>> begin Task inputs
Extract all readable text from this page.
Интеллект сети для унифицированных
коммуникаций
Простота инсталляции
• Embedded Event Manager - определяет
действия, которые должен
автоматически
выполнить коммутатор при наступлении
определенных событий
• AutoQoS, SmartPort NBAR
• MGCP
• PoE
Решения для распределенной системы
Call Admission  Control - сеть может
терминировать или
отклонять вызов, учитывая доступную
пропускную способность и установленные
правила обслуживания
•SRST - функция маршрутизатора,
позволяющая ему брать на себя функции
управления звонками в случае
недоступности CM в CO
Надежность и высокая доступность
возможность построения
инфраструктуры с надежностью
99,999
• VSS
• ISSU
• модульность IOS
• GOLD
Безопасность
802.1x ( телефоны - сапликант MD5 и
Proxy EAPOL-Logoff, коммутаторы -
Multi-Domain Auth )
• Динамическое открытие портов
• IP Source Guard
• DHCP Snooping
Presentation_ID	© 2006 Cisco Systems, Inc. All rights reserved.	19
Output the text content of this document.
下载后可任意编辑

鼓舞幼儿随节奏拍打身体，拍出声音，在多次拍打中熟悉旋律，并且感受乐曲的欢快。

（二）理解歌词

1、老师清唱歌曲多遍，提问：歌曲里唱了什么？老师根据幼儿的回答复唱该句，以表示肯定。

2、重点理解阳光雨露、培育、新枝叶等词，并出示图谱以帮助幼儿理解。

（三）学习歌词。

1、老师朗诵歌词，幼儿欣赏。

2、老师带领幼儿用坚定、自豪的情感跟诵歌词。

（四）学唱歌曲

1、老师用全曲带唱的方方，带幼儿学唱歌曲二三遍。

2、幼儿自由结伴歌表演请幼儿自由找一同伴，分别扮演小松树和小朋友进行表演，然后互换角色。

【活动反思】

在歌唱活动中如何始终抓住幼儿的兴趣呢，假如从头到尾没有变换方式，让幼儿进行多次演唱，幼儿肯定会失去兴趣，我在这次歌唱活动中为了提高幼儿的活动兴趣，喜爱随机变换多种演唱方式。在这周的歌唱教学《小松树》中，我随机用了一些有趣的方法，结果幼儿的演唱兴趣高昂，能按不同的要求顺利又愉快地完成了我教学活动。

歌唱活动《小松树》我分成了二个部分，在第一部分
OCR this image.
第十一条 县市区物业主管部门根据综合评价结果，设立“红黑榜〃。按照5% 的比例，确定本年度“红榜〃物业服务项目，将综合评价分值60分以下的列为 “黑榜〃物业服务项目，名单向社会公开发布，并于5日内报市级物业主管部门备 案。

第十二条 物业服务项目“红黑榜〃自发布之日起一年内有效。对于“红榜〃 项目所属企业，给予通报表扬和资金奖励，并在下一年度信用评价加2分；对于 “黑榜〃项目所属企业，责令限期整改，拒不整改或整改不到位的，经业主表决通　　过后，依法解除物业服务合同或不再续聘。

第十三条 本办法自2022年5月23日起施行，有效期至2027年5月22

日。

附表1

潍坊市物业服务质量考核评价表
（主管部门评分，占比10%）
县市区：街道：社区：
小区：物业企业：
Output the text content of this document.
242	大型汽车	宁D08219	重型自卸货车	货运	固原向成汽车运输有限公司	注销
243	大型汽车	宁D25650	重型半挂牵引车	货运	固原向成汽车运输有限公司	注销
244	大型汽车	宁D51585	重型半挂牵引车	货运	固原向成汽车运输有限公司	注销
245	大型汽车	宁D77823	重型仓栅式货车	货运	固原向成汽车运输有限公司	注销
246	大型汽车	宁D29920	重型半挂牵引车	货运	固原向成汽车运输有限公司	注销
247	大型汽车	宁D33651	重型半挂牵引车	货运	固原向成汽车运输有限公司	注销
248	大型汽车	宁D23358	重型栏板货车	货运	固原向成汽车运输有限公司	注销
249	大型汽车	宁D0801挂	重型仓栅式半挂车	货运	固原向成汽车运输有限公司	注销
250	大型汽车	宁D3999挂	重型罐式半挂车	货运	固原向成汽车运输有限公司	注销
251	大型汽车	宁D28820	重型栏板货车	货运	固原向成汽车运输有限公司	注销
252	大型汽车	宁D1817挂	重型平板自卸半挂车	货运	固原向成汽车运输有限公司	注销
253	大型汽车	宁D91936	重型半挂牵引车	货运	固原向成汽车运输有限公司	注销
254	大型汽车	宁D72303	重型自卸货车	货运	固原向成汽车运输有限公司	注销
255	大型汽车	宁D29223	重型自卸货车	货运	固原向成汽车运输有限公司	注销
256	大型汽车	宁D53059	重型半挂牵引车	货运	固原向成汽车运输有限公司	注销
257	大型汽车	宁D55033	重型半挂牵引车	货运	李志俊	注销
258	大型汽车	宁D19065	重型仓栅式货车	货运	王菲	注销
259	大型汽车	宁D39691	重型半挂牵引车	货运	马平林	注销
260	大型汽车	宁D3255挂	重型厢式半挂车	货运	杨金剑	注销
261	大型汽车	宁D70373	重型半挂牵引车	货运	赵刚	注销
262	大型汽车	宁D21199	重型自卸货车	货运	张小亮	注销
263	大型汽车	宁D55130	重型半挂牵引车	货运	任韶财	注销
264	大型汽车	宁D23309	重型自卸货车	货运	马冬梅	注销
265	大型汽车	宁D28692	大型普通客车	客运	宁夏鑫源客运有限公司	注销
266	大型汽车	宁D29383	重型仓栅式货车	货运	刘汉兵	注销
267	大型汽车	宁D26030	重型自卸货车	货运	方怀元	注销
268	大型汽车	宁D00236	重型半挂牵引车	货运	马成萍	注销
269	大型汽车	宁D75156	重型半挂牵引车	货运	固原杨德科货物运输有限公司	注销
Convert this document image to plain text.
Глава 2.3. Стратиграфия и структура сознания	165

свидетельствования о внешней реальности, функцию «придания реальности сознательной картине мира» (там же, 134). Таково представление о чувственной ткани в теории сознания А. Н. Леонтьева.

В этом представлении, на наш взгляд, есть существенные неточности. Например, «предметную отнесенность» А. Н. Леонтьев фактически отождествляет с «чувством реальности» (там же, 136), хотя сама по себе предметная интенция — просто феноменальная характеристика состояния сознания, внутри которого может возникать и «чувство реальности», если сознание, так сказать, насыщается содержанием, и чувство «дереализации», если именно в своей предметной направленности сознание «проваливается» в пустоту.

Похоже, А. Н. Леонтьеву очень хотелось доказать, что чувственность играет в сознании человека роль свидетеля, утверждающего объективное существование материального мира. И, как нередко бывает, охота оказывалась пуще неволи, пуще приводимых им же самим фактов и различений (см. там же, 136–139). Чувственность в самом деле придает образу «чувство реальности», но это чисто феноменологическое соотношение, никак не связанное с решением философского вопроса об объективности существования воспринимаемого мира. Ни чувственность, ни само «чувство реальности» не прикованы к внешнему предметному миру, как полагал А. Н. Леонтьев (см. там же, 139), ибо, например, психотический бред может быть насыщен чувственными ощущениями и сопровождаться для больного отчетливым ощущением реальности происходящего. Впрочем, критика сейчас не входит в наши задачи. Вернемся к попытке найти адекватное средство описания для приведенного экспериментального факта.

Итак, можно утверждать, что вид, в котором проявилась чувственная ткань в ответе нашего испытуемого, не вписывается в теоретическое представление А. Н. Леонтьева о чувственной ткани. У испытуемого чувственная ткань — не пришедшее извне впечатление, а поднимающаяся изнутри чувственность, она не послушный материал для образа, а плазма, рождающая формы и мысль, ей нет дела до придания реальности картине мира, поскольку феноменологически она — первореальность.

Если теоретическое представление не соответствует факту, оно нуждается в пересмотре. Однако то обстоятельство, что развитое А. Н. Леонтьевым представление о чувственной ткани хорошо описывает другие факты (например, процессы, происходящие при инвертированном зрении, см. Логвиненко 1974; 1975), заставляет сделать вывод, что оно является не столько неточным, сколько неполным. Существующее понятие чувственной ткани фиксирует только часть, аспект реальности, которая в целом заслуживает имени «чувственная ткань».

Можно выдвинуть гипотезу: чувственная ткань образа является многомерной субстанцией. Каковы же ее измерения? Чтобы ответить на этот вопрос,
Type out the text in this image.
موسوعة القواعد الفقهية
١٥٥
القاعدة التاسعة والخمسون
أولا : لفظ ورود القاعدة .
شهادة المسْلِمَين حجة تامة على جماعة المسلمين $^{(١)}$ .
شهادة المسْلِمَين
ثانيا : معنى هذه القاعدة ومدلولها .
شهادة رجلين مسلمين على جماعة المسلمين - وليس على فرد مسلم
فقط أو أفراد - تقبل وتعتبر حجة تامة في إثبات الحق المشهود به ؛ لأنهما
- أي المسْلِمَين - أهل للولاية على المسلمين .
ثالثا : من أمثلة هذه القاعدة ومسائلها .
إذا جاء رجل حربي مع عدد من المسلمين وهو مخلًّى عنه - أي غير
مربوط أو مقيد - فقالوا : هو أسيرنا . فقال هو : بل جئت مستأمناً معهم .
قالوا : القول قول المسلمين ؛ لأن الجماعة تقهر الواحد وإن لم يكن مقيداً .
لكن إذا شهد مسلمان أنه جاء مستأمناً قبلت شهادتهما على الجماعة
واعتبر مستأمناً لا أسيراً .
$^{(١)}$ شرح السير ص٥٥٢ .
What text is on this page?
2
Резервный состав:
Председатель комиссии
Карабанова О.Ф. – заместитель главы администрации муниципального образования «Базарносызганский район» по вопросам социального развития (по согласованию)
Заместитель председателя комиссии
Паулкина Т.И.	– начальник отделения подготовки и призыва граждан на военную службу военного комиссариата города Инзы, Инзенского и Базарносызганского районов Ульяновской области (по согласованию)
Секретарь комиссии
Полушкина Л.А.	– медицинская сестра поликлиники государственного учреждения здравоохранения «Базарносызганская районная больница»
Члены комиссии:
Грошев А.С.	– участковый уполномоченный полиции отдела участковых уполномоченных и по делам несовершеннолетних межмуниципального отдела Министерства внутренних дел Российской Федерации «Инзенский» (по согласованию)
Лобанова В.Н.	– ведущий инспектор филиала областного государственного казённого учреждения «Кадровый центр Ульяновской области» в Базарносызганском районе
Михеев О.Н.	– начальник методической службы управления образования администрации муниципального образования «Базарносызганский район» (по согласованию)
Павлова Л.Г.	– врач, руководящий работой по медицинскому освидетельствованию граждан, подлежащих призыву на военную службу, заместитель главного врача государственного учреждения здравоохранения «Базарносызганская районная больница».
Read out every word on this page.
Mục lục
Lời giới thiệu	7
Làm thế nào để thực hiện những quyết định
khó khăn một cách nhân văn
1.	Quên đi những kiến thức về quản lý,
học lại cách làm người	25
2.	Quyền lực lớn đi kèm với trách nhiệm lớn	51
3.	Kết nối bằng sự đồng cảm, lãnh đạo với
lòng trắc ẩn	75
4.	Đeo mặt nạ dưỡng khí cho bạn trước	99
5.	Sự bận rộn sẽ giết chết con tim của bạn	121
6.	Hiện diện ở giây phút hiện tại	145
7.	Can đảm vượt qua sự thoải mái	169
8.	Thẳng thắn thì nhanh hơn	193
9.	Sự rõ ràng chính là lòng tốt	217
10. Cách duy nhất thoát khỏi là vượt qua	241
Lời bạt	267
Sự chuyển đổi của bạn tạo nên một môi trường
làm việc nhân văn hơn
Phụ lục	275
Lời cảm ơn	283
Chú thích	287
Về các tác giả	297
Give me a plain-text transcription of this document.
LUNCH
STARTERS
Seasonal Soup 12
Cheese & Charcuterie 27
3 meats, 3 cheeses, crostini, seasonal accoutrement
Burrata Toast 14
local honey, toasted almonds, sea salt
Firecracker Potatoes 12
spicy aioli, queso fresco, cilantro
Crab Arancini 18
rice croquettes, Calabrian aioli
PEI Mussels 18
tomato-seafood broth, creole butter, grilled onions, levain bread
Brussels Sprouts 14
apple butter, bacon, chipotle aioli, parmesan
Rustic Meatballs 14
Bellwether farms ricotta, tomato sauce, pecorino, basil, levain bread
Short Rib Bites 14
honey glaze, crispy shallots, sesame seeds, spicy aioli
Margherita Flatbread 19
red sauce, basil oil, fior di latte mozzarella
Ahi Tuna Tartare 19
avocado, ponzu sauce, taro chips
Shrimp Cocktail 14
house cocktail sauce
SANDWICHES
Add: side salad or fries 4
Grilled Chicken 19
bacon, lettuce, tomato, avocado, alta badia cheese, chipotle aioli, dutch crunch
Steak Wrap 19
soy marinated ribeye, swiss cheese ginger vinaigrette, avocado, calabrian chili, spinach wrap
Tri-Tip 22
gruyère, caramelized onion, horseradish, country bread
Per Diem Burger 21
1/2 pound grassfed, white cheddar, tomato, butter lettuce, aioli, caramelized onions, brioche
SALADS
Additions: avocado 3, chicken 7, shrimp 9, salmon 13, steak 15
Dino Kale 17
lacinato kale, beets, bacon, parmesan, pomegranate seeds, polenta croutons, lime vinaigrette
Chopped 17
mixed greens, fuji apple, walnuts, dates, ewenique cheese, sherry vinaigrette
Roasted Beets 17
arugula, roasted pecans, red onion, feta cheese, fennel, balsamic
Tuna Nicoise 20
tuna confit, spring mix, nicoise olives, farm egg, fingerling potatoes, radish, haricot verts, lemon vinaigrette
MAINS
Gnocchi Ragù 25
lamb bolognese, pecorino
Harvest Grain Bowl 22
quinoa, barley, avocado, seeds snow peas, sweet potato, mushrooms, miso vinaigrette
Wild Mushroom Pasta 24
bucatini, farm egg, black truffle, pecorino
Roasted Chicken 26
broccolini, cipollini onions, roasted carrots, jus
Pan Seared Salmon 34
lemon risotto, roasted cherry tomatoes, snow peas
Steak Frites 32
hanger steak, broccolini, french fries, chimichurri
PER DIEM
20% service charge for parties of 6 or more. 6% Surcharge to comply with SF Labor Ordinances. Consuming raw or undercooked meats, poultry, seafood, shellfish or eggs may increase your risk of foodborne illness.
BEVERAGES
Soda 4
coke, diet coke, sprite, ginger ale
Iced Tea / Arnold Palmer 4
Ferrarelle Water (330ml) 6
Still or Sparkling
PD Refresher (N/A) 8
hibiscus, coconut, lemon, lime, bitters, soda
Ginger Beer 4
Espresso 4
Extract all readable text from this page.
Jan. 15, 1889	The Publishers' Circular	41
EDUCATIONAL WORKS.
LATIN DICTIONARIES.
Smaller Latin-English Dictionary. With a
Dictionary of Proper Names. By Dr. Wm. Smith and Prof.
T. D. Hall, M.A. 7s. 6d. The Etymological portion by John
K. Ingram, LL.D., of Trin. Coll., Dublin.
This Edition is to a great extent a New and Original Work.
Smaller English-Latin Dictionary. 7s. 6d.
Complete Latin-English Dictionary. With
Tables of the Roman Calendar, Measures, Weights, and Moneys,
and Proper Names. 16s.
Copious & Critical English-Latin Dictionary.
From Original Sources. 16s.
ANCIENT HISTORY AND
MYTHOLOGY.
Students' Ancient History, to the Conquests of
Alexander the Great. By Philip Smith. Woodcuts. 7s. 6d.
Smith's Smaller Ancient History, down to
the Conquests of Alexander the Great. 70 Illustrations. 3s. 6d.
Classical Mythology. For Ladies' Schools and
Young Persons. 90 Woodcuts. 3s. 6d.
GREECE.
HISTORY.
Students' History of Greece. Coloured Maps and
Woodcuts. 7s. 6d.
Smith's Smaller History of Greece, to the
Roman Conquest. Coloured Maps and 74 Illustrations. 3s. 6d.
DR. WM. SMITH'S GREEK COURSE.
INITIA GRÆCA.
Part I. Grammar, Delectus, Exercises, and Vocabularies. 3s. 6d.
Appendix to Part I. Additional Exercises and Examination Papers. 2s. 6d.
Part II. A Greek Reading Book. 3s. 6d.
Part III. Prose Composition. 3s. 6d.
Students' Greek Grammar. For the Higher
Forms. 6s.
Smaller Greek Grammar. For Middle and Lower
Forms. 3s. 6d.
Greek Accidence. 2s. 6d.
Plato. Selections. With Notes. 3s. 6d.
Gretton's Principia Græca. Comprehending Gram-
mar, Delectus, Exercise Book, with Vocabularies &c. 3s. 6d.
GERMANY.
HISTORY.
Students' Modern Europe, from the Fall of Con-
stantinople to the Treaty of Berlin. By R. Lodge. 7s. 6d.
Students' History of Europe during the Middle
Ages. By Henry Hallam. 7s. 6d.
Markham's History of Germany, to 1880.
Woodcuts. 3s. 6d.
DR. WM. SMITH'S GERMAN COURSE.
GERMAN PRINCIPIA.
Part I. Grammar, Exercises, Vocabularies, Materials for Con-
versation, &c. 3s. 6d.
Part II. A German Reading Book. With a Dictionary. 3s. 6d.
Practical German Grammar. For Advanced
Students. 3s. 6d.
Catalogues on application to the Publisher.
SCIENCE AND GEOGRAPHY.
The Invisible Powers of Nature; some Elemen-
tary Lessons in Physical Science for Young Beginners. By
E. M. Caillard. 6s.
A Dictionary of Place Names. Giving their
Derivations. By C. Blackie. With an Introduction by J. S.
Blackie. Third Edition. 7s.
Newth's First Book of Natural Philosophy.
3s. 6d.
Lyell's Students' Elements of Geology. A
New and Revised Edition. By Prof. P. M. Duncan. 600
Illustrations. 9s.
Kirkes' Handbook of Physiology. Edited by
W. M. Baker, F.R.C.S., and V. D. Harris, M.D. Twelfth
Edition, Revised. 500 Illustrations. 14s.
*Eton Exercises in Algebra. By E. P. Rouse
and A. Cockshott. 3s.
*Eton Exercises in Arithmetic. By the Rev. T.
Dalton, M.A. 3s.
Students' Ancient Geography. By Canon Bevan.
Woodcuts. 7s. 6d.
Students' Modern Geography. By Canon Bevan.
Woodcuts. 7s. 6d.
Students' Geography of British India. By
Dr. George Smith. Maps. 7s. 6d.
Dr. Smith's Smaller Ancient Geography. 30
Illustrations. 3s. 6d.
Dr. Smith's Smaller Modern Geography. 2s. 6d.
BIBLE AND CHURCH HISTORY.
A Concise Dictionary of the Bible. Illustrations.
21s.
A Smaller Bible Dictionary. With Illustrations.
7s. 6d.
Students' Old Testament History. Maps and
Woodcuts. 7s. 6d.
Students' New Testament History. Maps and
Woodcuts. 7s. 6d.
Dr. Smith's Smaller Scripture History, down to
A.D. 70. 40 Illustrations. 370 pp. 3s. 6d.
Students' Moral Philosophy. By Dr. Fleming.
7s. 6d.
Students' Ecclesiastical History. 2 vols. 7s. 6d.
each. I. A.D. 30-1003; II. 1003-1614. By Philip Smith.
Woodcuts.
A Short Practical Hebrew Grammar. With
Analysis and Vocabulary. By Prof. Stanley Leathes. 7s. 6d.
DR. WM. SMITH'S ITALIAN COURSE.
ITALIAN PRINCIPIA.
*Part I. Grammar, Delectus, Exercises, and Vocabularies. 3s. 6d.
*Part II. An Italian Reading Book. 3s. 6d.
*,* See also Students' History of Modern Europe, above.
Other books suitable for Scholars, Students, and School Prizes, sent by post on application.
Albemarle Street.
>> end Task inputs
▸ Instructions for the task
Lines that hold "pecorino" are the ones to copy; find all of them.

▸ Completed exercise
Bellwether farms ricotta, tomato sauce, pecorino, basil, levain bread
lamb bolognese, pecorino
bucatini, farm egg, black truffle, pecorino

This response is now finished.